## [DATA LISTING]
** BEGIN **

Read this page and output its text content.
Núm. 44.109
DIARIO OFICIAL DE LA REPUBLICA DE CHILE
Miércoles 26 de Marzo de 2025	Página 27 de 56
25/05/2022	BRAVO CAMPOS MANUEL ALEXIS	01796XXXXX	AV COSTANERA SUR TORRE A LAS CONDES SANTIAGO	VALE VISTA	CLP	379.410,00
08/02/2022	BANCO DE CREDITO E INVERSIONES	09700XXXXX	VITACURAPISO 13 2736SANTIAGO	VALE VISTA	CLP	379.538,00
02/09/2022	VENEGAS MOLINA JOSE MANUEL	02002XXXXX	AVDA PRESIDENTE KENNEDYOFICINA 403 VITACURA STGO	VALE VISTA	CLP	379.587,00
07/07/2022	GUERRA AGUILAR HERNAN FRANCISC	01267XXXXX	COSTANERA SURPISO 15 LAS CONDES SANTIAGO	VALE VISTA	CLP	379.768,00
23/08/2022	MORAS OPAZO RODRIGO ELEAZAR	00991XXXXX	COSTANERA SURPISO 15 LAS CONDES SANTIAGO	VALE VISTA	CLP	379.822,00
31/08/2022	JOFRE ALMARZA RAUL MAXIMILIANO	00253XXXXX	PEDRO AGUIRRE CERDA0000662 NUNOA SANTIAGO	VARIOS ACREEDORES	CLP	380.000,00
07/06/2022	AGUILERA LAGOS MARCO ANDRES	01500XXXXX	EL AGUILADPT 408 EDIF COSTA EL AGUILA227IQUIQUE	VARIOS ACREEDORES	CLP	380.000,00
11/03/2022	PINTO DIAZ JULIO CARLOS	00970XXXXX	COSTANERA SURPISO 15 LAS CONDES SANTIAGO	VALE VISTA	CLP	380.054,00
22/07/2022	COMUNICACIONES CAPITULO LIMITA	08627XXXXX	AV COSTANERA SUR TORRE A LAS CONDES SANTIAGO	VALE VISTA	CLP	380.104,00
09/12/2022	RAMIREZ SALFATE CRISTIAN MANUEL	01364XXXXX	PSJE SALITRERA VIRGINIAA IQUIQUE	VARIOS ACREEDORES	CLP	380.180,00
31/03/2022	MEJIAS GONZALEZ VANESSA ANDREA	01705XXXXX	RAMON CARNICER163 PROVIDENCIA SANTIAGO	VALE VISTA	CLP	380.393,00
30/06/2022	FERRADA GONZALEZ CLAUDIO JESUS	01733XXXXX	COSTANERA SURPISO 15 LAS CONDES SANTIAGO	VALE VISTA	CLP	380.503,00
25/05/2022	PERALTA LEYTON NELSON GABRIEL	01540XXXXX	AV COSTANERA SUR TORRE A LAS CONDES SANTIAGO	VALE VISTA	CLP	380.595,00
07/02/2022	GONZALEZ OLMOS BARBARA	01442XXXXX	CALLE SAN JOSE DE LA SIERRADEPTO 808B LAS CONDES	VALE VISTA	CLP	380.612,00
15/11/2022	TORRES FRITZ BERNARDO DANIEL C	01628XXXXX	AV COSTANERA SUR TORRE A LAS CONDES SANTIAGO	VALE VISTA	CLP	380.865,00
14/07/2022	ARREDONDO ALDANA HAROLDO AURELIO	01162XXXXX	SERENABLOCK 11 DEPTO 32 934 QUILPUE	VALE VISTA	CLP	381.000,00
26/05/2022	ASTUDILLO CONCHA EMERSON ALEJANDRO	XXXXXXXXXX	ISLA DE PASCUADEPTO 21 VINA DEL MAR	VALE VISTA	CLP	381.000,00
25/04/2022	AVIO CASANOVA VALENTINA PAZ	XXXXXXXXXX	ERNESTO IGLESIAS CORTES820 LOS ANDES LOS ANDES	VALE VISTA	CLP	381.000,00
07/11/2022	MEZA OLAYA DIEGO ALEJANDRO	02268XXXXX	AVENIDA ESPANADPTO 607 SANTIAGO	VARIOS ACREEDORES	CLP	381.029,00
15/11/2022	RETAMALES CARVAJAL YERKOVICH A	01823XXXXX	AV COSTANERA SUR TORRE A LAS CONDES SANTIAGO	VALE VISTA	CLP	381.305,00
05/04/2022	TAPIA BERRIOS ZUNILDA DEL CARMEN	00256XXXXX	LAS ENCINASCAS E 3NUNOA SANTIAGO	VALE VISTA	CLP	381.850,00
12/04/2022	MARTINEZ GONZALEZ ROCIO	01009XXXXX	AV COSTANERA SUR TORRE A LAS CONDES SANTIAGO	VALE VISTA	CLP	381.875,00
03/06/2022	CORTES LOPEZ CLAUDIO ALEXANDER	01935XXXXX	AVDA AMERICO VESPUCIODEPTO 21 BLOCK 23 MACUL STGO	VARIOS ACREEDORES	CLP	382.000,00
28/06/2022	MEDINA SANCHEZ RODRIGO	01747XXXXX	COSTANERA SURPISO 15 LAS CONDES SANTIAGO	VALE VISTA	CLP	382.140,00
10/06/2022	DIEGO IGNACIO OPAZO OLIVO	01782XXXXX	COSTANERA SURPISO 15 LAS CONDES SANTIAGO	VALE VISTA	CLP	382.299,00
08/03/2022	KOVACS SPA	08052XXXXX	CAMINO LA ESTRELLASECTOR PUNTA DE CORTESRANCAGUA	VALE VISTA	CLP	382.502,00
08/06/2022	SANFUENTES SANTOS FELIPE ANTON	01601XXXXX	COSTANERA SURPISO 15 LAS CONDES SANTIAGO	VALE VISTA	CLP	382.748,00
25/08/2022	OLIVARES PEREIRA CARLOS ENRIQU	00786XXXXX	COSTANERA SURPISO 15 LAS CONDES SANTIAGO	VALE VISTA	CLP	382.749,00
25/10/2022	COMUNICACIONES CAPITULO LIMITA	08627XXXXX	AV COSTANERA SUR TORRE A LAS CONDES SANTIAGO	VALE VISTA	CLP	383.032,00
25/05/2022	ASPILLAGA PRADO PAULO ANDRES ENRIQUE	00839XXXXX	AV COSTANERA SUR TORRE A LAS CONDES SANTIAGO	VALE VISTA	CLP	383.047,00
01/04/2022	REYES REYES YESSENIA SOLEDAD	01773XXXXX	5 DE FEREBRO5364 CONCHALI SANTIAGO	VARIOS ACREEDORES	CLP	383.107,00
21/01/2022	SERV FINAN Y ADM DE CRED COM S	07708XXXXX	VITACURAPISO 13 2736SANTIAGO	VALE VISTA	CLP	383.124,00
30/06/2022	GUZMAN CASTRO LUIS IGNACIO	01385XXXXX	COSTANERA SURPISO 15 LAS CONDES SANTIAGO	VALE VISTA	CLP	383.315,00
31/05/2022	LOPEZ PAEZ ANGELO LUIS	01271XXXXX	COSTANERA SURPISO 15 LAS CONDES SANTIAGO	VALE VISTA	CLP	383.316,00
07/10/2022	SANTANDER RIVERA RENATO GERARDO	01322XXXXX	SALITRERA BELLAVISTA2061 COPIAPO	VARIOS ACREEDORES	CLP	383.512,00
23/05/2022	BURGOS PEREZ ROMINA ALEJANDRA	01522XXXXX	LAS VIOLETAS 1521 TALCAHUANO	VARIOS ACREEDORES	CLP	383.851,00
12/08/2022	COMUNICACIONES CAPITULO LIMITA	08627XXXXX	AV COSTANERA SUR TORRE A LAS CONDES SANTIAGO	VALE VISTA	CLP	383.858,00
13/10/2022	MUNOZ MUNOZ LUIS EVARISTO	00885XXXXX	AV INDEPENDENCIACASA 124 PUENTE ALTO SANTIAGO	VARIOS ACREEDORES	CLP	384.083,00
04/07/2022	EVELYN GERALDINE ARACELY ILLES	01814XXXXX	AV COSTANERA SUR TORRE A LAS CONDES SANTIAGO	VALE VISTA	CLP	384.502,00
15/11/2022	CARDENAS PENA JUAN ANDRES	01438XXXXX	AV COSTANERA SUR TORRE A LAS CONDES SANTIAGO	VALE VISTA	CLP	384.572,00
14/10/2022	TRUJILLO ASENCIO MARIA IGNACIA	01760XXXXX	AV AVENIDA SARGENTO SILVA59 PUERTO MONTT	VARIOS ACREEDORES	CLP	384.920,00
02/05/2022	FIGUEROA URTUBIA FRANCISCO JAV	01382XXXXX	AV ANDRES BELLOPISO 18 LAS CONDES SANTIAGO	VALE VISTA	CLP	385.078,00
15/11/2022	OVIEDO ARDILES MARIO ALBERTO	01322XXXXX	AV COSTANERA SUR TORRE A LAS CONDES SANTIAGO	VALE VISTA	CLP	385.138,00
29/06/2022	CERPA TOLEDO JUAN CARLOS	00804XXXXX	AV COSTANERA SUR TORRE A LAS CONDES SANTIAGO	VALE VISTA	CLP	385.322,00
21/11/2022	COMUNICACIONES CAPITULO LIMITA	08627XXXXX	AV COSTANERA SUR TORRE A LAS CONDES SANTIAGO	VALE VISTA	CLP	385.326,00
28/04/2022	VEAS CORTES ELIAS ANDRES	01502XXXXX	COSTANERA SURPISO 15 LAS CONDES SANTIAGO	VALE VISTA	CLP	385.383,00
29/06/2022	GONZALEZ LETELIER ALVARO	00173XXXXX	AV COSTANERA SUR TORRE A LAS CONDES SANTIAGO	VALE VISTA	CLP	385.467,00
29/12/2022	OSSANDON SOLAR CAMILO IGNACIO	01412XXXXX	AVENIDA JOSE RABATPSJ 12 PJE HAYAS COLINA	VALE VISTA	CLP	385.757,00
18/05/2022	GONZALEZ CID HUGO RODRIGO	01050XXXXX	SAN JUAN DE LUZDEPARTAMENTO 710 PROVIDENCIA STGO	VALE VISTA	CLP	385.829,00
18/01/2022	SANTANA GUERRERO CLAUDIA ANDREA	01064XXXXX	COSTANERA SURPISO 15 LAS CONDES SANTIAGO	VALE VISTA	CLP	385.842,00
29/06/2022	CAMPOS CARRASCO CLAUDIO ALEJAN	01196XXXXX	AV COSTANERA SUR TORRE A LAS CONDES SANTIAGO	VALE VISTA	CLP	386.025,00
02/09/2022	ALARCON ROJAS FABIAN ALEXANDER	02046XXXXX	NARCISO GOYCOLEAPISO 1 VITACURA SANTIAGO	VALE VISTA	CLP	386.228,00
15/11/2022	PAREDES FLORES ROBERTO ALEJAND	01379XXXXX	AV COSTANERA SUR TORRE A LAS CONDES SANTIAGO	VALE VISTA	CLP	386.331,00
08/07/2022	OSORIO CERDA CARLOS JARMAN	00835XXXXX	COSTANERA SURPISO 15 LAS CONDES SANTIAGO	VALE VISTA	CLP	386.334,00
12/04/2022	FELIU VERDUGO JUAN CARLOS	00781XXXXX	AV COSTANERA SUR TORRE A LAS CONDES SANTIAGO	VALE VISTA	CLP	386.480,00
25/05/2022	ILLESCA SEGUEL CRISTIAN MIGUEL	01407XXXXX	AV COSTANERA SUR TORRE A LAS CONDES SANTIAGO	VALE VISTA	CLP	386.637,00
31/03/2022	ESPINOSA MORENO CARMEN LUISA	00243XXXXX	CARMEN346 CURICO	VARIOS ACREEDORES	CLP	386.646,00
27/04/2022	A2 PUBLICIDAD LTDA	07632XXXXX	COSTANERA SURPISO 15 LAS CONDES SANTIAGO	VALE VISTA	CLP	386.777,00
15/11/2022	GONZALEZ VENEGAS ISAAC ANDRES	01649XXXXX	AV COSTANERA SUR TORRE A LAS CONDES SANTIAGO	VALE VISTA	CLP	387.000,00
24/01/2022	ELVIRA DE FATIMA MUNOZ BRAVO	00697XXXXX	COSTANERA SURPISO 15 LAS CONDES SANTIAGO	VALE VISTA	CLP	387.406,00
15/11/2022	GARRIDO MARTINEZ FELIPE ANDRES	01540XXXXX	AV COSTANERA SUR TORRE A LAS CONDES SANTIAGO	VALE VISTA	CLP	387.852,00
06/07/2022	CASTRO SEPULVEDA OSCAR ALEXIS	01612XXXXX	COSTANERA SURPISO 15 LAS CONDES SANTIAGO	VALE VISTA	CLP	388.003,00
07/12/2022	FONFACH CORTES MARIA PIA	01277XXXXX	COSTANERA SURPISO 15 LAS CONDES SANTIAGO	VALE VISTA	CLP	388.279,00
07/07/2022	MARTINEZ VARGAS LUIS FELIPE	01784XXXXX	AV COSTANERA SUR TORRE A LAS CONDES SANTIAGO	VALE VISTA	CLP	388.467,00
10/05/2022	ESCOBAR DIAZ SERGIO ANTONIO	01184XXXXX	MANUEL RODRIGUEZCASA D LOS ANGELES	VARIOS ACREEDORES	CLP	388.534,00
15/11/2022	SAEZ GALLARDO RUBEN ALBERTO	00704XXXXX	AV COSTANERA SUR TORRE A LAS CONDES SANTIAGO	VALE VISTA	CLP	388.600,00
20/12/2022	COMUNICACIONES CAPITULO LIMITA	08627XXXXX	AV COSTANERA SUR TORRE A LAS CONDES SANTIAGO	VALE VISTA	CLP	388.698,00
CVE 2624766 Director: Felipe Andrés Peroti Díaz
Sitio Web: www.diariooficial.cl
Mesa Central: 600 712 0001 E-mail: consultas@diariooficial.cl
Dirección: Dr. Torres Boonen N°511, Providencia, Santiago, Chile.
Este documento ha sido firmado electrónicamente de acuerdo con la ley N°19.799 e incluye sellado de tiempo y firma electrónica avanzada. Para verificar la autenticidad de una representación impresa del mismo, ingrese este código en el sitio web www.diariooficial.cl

** END **

## [WORK TO DO]
Only lines that contain the word "AVENIDA" are wanted; copy each of them.

## [EXERCISE SOLUTION]
07/11/2022	MEZA OLAYA DIEGO ALEJANDRO	02268XXXXX	AVENIDA ESPANADPTO 607 SANTIAGO	VARIOS ACREEDORES	CLP	381.029,00
14/10/2022	TRUJILLO ASENCIO MARIA IGNACIA	01760XXXXX	AV AVENIDA SARGENTO SILVA59 PUERTO MONTT	VARIOS ACREEDORES	CLP	384.920,00
29/12/2022	OSSANDON SOLAR CAMILO IGNACIO	01412XXXXX	AVENIDA JOSE RABATPSJ 12 PJE HAYAS COLINA	VALE VISTA	CLP	385.757,00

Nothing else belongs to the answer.